* TO DO:
Answer with a number only: how many lines of the data contain "JSON"?

* RECORDS PROVIDED:
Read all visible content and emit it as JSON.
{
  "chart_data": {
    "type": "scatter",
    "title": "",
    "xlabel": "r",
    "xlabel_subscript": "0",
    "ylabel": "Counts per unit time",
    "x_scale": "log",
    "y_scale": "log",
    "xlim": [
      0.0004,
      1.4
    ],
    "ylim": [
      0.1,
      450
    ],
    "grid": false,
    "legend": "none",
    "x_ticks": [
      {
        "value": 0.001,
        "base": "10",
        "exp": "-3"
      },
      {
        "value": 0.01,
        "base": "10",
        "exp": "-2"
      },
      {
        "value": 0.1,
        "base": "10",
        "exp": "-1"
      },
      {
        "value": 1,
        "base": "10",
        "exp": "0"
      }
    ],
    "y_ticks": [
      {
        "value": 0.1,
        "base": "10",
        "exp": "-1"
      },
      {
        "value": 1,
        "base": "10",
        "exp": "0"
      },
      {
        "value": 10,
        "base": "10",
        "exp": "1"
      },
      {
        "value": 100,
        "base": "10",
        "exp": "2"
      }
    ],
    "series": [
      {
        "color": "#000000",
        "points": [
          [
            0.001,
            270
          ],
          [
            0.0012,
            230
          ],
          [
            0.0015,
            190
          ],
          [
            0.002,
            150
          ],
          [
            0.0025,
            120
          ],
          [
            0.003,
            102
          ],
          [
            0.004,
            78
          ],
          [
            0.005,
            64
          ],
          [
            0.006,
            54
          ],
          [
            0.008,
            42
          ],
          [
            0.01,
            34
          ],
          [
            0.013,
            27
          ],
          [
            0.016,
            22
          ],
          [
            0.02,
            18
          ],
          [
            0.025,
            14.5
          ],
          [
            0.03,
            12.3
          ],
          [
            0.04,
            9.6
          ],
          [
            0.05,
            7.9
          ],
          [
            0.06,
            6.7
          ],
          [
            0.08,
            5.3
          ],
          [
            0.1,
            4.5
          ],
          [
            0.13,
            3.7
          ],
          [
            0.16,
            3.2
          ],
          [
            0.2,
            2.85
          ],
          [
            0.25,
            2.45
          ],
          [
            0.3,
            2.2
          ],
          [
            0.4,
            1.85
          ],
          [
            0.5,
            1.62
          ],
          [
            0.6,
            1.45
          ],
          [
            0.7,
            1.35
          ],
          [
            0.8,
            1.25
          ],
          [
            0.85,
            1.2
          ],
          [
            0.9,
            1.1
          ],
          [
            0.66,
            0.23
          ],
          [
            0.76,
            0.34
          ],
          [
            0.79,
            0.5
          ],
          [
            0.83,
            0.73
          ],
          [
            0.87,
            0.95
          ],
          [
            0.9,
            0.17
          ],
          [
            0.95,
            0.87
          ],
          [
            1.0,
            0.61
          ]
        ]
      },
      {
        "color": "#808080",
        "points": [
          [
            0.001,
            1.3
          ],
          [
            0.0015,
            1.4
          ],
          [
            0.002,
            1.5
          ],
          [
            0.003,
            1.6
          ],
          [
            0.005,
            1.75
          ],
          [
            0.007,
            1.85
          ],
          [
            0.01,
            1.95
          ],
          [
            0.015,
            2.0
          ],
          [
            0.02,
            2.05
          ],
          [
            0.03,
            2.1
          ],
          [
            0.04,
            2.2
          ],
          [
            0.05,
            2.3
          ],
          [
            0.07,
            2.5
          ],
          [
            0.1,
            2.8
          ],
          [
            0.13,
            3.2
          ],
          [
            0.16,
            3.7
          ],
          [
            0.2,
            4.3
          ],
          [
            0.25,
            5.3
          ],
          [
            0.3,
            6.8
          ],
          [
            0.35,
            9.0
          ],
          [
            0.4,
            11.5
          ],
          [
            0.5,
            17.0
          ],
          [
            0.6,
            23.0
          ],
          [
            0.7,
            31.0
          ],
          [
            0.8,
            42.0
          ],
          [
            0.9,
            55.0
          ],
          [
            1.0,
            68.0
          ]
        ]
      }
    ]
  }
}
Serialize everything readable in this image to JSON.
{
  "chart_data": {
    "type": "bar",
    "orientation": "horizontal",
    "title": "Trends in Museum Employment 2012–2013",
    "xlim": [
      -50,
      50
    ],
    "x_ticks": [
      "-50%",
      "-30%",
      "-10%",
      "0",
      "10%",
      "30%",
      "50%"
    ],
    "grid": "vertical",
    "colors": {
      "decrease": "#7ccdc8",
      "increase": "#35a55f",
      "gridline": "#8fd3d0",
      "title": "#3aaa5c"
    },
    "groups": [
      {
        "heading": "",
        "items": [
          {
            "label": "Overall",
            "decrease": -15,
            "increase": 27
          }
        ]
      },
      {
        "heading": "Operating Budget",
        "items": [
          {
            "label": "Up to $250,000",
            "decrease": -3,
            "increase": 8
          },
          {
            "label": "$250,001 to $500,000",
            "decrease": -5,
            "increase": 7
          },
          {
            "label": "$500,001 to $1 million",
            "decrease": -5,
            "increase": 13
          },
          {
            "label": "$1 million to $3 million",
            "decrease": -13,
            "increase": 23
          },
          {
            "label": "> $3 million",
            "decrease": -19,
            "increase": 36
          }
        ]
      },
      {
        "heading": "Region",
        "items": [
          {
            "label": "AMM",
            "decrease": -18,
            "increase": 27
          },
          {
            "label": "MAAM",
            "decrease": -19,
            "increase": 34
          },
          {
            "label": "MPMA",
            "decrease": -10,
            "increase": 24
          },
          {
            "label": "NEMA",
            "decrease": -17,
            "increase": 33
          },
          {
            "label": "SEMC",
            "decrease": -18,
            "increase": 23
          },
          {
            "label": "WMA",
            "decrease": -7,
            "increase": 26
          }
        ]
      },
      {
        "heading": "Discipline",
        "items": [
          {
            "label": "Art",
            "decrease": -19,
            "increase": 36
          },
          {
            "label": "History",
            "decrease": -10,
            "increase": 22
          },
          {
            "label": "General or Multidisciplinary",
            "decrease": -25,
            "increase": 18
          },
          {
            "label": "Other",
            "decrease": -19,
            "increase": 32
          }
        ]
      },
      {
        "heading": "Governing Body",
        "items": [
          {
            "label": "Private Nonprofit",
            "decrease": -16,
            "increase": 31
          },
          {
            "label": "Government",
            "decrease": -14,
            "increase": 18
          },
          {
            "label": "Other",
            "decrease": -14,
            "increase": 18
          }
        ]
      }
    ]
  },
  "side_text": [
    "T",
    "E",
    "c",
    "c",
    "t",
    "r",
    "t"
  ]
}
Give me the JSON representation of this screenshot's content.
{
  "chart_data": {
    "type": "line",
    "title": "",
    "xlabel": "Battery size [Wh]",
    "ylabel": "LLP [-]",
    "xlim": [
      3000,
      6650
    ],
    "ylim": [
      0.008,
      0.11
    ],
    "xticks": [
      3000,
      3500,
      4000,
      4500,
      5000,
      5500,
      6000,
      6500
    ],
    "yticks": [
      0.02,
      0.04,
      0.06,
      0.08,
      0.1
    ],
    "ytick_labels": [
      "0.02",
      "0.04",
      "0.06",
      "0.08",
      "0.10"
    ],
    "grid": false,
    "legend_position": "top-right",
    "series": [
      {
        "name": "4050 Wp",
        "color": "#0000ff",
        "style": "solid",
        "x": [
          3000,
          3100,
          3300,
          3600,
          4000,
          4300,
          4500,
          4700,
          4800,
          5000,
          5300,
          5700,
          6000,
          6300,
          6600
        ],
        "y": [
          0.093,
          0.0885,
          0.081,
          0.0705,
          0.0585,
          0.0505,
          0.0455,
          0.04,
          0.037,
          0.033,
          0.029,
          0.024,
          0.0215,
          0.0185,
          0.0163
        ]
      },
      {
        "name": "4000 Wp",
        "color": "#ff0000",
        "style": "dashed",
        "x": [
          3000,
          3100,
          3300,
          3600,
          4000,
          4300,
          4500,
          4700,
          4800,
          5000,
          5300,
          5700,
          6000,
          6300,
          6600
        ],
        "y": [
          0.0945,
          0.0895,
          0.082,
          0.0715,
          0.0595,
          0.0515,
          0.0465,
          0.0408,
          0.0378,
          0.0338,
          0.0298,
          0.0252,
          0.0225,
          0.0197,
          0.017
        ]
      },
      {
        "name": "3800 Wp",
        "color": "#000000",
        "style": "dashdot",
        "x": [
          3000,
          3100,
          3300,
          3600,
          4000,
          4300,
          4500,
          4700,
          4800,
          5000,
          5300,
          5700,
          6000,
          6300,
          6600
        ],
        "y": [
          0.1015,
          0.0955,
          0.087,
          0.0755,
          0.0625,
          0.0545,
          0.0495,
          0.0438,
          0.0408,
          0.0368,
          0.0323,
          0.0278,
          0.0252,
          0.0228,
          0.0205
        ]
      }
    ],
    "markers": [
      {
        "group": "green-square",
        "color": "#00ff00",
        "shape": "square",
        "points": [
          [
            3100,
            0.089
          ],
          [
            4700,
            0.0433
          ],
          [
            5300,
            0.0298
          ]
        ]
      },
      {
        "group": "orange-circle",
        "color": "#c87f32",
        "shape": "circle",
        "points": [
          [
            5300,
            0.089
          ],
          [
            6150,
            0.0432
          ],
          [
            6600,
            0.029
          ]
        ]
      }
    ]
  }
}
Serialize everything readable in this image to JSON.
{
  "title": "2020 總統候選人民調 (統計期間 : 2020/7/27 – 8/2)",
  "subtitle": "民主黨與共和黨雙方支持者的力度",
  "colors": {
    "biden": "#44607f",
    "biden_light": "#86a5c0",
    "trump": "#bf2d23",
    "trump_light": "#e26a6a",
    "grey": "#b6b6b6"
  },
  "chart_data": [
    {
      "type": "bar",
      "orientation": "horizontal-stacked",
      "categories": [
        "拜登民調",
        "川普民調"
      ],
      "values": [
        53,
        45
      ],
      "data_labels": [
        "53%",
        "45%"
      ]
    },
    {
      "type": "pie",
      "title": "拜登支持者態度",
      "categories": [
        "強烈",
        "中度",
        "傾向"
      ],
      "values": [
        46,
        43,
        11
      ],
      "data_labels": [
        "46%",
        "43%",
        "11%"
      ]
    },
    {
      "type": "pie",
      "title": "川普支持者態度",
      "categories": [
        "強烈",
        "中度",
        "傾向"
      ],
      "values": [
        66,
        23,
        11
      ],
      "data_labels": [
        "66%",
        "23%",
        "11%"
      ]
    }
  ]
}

* SOLUTION FOR THIS EXERCISE:
4